▶ _Instructions to follow_: Locate every line below that contains the word "open" and copy it.

▼

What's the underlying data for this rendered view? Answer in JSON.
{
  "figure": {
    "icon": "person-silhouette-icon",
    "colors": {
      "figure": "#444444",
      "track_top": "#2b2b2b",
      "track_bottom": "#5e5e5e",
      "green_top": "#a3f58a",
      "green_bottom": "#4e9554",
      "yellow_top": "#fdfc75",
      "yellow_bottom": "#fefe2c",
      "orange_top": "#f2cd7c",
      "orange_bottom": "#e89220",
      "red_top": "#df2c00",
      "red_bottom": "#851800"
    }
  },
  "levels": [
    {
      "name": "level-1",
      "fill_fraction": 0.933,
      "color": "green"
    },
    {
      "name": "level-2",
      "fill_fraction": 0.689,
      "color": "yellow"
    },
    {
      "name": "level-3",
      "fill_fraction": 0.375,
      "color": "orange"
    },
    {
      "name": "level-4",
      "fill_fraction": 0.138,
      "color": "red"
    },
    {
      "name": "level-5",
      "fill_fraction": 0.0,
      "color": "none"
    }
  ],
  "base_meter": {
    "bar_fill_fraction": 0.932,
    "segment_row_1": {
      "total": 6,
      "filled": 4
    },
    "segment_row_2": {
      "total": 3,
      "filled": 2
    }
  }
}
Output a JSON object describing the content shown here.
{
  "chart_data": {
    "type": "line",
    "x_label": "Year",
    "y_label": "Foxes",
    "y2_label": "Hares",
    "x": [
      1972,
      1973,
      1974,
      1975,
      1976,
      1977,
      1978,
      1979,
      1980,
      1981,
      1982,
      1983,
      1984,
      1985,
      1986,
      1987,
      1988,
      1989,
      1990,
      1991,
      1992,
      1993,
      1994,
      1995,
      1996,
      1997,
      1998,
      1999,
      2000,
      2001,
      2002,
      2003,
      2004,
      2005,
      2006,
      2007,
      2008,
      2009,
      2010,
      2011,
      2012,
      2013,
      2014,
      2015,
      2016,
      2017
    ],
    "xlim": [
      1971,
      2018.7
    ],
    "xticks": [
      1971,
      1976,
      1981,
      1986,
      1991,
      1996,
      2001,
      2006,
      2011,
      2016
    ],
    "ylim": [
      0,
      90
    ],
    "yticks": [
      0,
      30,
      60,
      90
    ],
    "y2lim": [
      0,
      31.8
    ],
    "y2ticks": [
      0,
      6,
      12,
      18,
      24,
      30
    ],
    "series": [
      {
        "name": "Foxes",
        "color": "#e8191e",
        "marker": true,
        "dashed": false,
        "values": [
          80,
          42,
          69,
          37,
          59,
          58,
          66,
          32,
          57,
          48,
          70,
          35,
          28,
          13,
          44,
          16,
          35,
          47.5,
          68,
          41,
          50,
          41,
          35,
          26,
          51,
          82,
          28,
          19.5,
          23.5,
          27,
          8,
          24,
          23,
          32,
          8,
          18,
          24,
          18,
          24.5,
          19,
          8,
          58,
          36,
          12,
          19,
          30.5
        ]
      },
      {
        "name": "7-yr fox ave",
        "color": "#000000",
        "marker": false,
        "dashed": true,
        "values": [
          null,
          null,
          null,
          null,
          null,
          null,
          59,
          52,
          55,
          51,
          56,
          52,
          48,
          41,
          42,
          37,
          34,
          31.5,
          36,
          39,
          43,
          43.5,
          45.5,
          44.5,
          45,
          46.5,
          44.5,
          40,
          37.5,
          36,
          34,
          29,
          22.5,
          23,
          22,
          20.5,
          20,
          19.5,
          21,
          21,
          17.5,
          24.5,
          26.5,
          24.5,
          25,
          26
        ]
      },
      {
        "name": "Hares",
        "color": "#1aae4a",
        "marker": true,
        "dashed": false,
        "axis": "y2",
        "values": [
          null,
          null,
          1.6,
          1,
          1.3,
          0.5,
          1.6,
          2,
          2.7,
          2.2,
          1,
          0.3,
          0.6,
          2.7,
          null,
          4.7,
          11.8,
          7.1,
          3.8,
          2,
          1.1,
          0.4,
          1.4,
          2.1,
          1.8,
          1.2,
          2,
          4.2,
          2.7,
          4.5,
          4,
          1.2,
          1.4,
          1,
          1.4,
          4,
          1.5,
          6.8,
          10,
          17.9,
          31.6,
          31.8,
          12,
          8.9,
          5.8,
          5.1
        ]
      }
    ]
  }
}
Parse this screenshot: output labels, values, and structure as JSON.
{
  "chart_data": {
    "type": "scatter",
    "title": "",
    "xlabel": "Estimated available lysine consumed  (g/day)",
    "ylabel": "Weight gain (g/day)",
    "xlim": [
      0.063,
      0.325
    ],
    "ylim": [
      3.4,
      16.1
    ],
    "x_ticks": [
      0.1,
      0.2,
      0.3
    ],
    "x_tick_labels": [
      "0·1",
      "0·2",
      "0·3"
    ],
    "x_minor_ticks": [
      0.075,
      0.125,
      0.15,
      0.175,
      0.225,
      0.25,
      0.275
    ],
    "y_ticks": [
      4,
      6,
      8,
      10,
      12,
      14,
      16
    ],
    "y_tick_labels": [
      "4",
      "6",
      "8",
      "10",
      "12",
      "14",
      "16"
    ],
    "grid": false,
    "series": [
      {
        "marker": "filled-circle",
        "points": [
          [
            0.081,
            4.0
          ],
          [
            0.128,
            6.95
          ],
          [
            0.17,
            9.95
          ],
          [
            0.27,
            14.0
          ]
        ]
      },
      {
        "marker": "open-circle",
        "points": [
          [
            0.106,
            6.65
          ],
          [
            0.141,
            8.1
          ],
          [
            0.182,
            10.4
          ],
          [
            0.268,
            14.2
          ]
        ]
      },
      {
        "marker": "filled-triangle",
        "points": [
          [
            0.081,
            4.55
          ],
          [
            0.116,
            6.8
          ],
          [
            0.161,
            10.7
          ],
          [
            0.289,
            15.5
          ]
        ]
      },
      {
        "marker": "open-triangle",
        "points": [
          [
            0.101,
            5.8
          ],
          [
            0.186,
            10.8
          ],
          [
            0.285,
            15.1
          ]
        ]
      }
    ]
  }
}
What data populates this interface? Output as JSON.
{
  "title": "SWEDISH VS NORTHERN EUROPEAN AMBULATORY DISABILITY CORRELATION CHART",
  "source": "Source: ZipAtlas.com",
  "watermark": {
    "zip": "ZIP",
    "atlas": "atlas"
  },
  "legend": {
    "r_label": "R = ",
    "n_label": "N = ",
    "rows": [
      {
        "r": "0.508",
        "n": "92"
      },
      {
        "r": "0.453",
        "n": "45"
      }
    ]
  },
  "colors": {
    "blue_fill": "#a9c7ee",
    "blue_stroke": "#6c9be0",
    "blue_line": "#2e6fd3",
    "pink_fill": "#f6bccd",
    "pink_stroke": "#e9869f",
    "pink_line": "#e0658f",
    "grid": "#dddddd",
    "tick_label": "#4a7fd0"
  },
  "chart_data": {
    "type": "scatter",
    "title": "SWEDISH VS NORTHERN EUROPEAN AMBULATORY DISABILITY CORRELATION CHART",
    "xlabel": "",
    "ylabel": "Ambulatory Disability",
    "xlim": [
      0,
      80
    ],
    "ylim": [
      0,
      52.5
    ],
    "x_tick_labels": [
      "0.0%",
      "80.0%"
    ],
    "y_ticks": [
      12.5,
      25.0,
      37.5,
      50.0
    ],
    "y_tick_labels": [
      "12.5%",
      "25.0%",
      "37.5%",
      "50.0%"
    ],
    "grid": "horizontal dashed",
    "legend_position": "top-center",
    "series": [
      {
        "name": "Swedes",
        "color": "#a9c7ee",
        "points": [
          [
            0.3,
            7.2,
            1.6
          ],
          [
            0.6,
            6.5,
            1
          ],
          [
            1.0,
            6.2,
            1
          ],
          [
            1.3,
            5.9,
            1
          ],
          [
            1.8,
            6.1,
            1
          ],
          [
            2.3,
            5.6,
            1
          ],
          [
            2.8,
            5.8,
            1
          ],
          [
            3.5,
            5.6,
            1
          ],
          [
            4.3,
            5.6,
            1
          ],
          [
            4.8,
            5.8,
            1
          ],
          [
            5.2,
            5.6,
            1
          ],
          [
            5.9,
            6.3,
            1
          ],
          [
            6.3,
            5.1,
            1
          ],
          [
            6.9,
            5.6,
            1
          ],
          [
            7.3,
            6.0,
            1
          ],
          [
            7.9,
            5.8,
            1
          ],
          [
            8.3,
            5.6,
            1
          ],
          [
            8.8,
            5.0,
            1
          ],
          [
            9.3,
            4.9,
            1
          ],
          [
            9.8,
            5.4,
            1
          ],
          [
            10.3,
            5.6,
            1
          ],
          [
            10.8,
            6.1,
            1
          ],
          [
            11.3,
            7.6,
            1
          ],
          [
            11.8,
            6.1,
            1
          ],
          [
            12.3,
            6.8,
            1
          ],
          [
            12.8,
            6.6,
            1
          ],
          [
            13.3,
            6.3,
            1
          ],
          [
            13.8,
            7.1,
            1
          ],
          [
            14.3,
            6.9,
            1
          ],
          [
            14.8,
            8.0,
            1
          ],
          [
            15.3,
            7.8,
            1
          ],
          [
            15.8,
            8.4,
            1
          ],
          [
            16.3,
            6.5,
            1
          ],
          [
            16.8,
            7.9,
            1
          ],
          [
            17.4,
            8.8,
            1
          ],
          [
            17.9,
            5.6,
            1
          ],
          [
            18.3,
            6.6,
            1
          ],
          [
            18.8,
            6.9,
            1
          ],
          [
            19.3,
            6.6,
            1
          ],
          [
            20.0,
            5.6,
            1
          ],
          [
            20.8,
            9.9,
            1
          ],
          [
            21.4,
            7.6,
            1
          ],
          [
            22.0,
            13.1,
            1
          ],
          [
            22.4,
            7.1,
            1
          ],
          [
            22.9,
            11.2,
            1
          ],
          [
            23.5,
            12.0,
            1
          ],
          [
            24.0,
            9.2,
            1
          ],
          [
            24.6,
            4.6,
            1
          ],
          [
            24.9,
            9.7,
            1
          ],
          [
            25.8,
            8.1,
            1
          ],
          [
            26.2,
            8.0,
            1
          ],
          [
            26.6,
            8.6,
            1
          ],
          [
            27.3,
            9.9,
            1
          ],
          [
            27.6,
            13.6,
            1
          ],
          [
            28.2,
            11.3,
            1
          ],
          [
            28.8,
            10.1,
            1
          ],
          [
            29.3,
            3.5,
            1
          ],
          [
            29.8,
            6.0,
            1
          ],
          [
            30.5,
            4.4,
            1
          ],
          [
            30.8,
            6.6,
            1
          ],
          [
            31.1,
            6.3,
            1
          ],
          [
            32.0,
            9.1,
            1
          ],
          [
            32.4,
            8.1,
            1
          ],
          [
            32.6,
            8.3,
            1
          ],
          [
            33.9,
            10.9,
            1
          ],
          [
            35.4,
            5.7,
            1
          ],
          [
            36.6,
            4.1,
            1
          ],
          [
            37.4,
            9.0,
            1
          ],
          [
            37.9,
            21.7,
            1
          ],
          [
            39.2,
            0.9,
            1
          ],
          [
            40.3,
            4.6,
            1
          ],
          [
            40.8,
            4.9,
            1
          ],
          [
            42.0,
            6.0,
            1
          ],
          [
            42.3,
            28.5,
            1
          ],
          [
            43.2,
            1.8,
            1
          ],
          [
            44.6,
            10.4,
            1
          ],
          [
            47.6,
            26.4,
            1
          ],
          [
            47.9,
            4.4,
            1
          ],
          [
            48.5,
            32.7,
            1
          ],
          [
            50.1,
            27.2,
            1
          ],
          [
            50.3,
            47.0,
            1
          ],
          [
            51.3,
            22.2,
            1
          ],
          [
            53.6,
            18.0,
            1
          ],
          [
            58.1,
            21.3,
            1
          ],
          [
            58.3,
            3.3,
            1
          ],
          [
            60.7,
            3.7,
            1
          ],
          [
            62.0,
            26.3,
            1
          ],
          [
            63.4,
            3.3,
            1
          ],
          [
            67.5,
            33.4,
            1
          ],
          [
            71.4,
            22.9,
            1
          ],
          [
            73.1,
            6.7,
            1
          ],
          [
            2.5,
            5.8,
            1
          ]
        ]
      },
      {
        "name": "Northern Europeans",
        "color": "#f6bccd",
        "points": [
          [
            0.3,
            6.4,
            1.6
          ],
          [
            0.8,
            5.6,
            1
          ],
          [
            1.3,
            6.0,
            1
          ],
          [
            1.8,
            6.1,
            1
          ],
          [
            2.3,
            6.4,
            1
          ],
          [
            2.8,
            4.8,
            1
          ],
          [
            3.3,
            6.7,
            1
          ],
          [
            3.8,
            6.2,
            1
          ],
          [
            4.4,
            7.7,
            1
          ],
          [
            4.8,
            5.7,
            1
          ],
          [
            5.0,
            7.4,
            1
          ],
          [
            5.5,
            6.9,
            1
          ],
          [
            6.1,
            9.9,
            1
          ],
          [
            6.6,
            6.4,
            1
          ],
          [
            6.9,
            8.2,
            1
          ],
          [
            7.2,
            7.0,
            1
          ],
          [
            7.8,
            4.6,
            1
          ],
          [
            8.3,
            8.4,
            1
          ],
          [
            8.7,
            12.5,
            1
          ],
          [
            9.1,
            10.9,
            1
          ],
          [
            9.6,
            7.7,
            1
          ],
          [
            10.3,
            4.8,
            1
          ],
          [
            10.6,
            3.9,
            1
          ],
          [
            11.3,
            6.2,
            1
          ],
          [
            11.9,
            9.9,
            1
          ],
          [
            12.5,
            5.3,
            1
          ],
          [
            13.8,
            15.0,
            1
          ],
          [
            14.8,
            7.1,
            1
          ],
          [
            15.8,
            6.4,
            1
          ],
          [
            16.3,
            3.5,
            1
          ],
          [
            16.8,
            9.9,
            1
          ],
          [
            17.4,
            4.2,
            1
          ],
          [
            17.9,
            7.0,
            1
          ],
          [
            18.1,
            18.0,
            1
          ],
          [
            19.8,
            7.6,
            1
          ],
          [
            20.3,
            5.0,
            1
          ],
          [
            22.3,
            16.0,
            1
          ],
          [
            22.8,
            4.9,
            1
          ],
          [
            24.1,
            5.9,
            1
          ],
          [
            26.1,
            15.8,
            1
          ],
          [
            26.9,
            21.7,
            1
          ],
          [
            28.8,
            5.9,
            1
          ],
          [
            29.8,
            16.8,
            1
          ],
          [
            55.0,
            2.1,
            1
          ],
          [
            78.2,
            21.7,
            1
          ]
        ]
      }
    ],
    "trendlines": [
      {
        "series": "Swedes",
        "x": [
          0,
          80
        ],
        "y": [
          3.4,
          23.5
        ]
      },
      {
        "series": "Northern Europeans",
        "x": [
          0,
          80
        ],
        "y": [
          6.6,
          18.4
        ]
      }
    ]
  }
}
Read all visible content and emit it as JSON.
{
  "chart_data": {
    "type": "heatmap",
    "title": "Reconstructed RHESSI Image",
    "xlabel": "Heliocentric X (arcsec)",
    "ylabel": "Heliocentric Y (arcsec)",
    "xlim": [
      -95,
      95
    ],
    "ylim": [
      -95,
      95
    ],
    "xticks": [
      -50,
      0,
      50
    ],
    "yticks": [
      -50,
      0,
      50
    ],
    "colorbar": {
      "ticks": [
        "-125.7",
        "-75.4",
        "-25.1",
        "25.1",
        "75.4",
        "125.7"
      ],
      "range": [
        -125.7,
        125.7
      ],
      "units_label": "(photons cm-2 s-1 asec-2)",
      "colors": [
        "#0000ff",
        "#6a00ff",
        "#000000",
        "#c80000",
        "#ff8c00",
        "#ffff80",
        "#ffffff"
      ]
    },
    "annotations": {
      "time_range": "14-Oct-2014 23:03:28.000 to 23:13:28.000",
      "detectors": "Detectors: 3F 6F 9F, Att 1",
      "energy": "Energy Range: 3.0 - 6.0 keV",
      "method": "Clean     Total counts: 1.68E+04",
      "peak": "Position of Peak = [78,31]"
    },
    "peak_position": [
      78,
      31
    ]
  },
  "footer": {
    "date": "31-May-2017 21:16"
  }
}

▲

▶ _Solution to the problem_:
        "marker": "open-circle",
        "marker": "open-triangle",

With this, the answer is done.